### Selected passage
┌────────

Friday, May 21, 2010

Hook 'em with a Logline

Logline/Hook Blogfest is brought to us by  The Time Guardian  Check out the blog to see the other entires and read more.    

In light of the topic and the fact that the purpose of this blog is to talk about writing topics in general, I'm going to talk about loglines and hooks. If you just want to read my hooks go to the end of the post, they're down there somewhere. Let's consider a few things first.

What is a logline/hook?

Industry standards have defined it, and most seem to agree, that a logline is a summary sentence that describes the entire book in 1-2 sentences. Correction: That describes the main plot of the book and main character in 1-2 sentences in order to grab the attention of the listener. Looking at it that way instead of saying the book in its entire 200 some page form is a little easier to swallow in pill form.

The listener will vary. It could be an elusive editor, agent, publisher, or grandma (if yours is like mine and doesn't understand anything about publishing or writing books). This is the shortest description possible because sometimes that's all you get. Like the first sentence of a speech, essay (when done correctly) it has to hook the audience, grab their attention and make them want need yearn to know more.

Many people have talked about this topic. What it is and then they list different loglines from movies (as the logline is an important item for a script writer) showing how they work, and how little changes make a big difference. But I'm going to diverge from that approach and instead go with something I know. Public Speaking (Yes, I am a shy writer and don't care for giving speeches but I have 8 years of practice competing in speech and debate. I also have a minor in communication.)

The first paragraph of a speech, or one of the first several paragraphs of an essay, is supposed to have a thesis statement. This statement sums up the main point no matter how long the speech or paper/essay are because even the 200 page thesis for a Master's degree can include these couple of sentences. The goal is to sum up the topic in general. The way we would teach the speech format to the public speaking classes at the University is this: Tell them what you're going to tell them, tell them it and then tell them what you told them. That is what the introduction, body and conclusion do in their simple forms. The introduction format is the "hook" that is an entertaining introduction to grab the audiences attention. Then there is the thesis statement that sums up the main point, and then there are the sub points described (often three but not always). The logline is a combination of the hook and the thesis statement.

For more advice and examples on writing loglines check out these sites:

Blogfest Entry: Read Here and don't forget to check out the other entries at the above listed blog.

└────────

### Supplied material
┌────────

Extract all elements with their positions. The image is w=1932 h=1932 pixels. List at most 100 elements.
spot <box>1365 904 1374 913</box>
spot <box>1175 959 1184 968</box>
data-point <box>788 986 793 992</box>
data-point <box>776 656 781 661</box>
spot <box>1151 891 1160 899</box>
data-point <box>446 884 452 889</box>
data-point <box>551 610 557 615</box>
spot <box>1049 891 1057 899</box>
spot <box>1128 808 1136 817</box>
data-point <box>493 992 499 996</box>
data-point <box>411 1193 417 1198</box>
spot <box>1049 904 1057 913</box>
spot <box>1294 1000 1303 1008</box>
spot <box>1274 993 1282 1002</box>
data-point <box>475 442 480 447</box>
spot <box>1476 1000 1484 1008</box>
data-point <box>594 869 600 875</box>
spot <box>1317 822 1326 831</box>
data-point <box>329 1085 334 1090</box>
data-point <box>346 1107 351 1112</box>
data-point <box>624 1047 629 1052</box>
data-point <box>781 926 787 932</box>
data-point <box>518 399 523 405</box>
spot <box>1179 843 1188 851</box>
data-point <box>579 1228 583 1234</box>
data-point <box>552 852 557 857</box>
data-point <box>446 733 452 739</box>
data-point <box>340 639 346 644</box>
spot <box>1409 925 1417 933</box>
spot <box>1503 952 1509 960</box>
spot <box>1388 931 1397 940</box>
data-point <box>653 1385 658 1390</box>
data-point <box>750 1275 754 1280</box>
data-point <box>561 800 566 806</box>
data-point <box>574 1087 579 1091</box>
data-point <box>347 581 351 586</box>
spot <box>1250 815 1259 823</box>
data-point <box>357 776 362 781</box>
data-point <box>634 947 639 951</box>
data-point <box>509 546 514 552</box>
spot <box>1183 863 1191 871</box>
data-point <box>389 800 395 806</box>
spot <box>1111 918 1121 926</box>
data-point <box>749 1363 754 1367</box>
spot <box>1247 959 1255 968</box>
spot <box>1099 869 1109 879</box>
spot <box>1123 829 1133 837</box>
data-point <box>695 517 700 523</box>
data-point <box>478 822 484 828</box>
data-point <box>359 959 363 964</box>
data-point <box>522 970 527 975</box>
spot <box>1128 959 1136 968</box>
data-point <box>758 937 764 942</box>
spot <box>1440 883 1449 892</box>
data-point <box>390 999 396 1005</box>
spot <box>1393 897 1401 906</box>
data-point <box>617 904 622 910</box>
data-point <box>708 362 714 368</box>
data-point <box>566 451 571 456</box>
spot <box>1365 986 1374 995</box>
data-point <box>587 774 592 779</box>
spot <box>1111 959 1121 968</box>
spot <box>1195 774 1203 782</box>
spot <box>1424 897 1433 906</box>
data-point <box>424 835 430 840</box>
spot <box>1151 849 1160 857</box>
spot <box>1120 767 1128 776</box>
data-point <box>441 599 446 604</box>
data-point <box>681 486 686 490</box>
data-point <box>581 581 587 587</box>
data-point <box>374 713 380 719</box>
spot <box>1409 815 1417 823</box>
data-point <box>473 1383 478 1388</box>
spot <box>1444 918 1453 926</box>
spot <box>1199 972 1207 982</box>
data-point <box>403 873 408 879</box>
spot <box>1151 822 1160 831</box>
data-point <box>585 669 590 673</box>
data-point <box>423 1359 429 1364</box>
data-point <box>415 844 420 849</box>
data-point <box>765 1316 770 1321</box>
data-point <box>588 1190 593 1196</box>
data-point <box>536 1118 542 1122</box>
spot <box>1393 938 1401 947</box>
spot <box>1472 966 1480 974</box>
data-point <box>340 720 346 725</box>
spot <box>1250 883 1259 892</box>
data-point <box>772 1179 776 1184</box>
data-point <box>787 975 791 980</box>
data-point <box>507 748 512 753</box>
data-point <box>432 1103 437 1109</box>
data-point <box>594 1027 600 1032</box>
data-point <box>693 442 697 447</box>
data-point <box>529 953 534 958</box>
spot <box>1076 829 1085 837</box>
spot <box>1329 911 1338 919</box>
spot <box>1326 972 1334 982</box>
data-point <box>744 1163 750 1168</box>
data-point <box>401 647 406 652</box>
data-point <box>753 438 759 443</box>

└────────

### Given instruction A
According to the blog post on loglines, what is a logline a combination of?
### Given instruction B
Reproduce the entries word for word, beginning at their first line and continuing through the line containing "spot <box>1099 869 1109 879</box>", including both ends.
The entries are unrelated to the blog post.

### Correct output A
A logline is a combination of the hook and the thesis statement.

### Correct output B
Extract all elements with their positions. The image is w=1932 h=1932 pixels. List at most 100 elements.
spot <box>1365 904 1374 913</box>
spot <box>1175 959 1184 968</box>
data-point <box>788 986 793 992</box>
data-point <box>776 656 781 661</box>
spot <box>1151 891 1160 899</box>
data-point <box>446 884 452 889</box>
data-point <box>551 610 557 615</box>
spot <box>1049 891 1057 899</box>
spot <box>1128 808 1136 817</box>
data-point <box>493 992 499 996</box>
data-point <box>411 1193 417 1198</box>
spot <box>1049 904 1057 913</box>
spot <box>1294 1000 1303 1008</box>
spot <box>1274 993 1282 1002</box>
data-point <box>475 442 480 447</box>
spot <box>1476 1000 1484 1008</box>
data-point <box>594 869 600 875</box>
spot <box>1317 822 1326 831</box>
data-point <box>329 1085 334 1090</box>
data-point <box>346 1107 351 1112</box>
data-point <box>624 1047 629 1052</box>
data-point <box>781 926 787 932</box>
data-point <box>518 399 523 405</box>
spot <box>1179 843 1188 851</box>
data-point <box>579 1228 583 1234</box>
data-point <box>552 852 557 857</box>
data-point <box>446 733 452 739</box>
data-point <box>340 639 346 644</box>
spot <box>1409 925 1417 933</box>
spot <box>1503 952 1509 960</box>
spot <box>1388 931 1397 940</box>
data-point <box>653 1385 658 1390</box>
data-point <box>750 1275 754 1280</box>
data-point <box>561 800 566 806</box>
data-point <box>574 1087 579 1091</box>
data-point <box>347 581 351 586</box>
spot <box>1250 815 1259 823</box>
data-point <box>357 776 362 781</box>
data-point <box>634 947 639 951</box>
data-point <box>509 546 514 552</box>
spot <box>1183 863 1191 871</box>
data-point <box>389 800 395 806</box>
spot <box>1111 918 1121 926</box>
data-point <box>749 1363 754 1367</box>
spot <box>1247 959 1255 968</box>
spot <box>1099 869 1109 879</box>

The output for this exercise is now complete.